━━━━━ PROVIDED DATA
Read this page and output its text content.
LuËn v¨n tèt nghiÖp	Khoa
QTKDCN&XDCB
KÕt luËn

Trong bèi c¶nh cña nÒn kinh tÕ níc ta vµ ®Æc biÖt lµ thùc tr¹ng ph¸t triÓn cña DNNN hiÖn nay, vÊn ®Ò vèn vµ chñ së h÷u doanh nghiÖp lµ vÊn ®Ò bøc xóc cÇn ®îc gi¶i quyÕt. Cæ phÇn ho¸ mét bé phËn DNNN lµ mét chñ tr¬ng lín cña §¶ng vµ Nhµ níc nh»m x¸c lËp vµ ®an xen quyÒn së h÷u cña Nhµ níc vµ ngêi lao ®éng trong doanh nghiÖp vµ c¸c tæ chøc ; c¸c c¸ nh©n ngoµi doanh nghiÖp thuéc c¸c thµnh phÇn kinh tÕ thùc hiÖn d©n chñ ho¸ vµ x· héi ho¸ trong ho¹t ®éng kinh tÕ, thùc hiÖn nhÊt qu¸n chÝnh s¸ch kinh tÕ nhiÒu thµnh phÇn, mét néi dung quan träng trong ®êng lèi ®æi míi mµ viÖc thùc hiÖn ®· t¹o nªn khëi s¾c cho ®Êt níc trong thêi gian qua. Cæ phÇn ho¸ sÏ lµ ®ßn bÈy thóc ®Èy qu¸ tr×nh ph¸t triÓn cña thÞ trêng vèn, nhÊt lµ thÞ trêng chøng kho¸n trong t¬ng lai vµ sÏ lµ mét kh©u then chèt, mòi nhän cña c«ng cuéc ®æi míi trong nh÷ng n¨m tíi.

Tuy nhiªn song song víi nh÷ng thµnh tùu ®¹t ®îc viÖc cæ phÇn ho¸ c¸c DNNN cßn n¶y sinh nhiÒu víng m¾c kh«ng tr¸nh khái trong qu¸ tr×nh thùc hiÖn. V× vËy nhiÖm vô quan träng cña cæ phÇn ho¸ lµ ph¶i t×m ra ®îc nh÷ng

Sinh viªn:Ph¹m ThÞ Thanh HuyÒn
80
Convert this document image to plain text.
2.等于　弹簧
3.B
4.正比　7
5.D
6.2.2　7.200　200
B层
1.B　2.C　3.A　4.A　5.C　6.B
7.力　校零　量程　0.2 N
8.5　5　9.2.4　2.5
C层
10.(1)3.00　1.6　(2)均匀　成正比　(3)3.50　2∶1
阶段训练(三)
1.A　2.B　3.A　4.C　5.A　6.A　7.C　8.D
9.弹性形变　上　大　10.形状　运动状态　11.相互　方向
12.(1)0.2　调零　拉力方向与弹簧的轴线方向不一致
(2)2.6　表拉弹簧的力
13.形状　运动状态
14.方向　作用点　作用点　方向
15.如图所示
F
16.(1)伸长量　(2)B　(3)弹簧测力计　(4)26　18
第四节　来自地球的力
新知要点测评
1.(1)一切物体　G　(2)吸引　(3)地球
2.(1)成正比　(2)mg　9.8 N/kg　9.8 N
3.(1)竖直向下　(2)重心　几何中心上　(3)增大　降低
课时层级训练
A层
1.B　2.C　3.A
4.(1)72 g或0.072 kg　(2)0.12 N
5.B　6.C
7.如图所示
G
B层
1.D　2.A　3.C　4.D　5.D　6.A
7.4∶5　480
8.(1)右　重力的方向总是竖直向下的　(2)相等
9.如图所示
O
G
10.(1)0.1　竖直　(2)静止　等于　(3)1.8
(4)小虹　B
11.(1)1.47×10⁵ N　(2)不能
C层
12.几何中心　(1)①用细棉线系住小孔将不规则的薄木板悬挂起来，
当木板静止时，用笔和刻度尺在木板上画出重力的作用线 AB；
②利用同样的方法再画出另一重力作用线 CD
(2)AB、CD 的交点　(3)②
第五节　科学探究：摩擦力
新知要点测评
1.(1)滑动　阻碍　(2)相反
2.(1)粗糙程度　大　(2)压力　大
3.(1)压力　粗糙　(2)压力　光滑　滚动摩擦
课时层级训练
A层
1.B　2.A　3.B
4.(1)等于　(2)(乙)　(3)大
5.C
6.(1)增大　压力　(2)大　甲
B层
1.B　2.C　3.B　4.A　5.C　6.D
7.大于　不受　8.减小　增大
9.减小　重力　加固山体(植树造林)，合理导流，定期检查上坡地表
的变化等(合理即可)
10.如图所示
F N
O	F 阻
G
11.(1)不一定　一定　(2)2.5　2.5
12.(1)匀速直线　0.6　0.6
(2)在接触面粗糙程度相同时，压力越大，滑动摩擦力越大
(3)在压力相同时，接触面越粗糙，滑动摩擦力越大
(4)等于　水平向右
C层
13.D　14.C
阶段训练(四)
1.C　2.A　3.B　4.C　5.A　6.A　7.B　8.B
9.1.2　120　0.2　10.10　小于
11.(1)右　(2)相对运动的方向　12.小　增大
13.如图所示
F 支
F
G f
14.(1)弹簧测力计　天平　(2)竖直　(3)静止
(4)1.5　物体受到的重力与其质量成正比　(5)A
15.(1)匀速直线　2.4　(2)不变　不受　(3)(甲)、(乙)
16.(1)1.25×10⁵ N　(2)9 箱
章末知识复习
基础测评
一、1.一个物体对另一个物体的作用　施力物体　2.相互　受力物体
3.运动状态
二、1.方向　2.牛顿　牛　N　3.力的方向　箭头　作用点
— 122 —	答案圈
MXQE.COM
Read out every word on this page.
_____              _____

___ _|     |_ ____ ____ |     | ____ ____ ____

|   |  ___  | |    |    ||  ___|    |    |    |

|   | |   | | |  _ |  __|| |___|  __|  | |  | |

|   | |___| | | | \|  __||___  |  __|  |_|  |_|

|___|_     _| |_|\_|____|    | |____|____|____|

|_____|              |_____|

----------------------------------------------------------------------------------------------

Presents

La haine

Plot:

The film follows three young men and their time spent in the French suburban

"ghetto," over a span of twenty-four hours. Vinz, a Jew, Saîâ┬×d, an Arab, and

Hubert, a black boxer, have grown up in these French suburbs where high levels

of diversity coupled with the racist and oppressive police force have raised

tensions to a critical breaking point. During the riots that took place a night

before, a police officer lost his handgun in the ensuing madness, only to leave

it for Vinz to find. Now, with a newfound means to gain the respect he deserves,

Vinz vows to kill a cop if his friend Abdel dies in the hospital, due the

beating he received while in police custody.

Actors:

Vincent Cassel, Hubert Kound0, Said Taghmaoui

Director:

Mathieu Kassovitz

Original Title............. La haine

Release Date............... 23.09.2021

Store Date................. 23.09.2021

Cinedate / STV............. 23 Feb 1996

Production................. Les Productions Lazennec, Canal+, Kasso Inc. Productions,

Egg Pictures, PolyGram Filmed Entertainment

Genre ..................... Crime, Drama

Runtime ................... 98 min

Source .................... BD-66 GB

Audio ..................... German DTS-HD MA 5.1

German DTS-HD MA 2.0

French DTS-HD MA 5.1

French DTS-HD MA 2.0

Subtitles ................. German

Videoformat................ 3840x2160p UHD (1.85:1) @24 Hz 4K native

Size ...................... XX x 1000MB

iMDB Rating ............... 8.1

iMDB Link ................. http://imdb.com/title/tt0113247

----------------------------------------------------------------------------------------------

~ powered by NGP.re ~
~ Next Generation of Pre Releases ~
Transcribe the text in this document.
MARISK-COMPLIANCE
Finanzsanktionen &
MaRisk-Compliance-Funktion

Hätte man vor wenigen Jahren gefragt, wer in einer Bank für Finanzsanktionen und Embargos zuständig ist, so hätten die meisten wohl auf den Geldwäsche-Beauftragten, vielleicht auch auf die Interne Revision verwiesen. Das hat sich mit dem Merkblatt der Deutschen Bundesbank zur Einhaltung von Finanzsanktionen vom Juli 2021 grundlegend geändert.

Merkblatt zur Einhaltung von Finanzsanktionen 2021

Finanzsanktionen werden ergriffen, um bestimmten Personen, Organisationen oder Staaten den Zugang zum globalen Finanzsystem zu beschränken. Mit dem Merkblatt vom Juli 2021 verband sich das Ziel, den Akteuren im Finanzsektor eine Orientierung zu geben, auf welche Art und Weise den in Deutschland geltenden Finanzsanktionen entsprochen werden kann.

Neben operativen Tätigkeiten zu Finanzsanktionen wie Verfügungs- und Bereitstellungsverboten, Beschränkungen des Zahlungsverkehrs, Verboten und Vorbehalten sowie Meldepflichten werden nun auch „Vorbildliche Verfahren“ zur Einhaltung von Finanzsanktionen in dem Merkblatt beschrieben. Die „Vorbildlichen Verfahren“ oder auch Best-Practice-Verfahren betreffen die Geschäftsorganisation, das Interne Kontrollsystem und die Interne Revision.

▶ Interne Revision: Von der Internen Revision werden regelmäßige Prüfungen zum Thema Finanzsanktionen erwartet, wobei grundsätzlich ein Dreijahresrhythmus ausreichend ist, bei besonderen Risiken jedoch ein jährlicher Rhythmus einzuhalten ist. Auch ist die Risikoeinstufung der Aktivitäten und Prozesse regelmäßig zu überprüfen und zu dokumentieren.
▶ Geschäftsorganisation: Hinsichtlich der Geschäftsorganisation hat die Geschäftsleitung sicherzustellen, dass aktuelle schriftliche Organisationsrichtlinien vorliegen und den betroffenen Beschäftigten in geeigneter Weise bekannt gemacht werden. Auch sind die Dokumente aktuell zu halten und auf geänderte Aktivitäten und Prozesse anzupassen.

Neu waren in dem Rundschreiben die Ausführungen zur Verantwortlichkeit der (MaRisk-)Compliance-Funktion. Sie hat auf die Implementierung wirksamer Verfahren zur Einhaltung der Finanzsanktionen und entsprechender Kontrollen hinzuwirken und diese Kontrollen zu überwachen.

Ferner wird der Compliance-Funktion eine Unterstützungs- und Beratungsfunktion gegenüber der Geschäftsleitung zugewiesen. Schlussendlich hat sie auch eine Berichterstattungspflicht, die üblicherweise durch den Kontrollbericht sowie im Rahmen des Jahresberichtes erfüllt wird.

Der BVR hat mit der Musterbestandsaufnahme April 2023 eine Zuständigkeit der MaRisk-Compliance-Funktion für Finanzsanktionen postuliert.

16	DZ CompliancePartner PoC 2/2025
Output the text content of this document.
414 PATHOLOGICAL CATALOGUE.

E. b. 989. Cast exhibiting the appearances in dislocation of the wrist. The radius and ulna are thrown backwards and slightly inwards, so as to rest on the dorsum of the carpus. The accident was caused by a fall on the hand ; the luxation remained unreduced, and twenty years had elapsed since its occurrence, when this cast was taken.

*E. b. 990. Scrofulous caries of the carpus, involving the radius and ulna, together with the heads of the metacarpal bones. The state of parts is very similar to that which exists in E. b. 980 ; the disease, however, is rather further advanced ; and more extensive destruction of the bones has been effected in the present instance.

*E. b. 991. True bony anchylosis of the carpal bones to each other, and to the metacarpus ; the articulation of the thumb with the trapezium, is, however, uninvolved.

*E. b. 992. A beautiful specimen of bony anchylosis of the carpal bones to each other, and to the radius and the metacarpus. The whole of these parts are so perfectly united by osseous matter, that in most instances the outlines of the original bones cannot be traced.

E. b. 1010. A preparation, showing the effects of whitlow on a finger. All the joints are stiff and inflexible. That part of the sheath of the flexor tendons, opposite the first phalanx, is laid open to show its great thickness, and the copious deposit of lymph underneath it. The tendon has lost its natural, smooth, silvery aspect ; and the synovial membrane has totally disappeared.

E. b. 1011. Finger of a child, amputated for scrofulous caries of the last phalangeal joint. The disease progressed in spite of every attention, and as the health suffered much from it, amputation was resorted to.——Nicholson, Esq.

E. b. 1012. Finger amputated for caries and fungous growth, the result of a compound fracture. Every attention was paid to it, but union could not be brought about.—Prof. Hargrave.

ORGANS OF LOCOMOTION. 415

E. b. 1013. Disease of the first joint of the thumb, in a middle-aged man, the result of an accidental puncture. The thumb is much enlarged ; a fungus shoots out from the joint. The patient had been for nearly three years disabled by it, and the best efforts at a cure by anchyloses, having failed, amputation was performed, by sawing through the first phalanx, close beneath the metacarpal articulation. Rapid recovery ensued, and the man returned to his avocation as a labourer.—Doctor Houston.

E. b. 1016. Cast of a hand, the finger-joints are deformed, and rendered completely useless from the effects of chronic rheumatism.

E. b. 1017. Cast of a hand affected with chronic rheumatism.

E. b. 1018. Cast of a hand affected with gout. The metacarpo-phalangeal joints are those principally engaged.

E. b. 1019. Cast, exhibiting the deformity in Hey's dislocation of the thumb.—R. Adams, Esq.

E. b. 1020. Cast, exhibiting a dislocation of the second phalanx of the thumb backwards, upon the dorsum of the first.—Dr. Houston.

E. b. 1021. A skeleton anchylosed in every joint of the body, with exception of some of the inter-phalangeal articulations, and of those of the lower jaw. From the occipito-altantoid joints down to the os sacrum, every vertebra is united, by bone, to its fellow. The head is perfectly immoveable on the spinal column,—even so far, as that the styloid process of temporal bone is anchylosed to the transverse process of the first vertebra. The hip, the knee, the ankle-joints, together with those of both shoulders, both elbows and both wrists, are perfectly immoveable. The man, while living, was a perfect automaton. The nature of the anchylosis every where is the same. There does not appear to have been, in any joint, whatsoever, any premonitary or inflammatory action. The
━━━━━━━━━━
- WHAT IS EXPECTED:
Copy every line of the listing containing the string "oder".

- CORRECT ANSWER:
Finanzsanktionen werden ergriffen, um bestimmten Personen, Organisationen oder Staaten den Zugang zum globalen Finanzsystem zu beschränken. Mit dem Merkblatt vom Juli 2021 verband sich das Ziel, den Akteuren im Finanzsektor eine Orientierung zu geben, auf welche Art und Weise den in Deutschland geltenden Finanzsanktionen entsprochen werden kann.
Neben operativen Tätigkeiten zu Finanzsanktionen wie Verfügungs- und Bereitstellungsverboten, Beschränkungen des Zahlungsverkehrs, Verboten und Vorbehalten sowie Meldepflichten werden nun auch „Vorbildliche Verfahren“ zur Einhaltung von Finanzsanktionen in dem Merkblatt beschrieben. Die „Vorbildlichen Verfahren“ oder auch Best-Practice-Verfahren betreffen die Geschäftsorganisation, das Interne Kontrollsystem und die Interne Revision.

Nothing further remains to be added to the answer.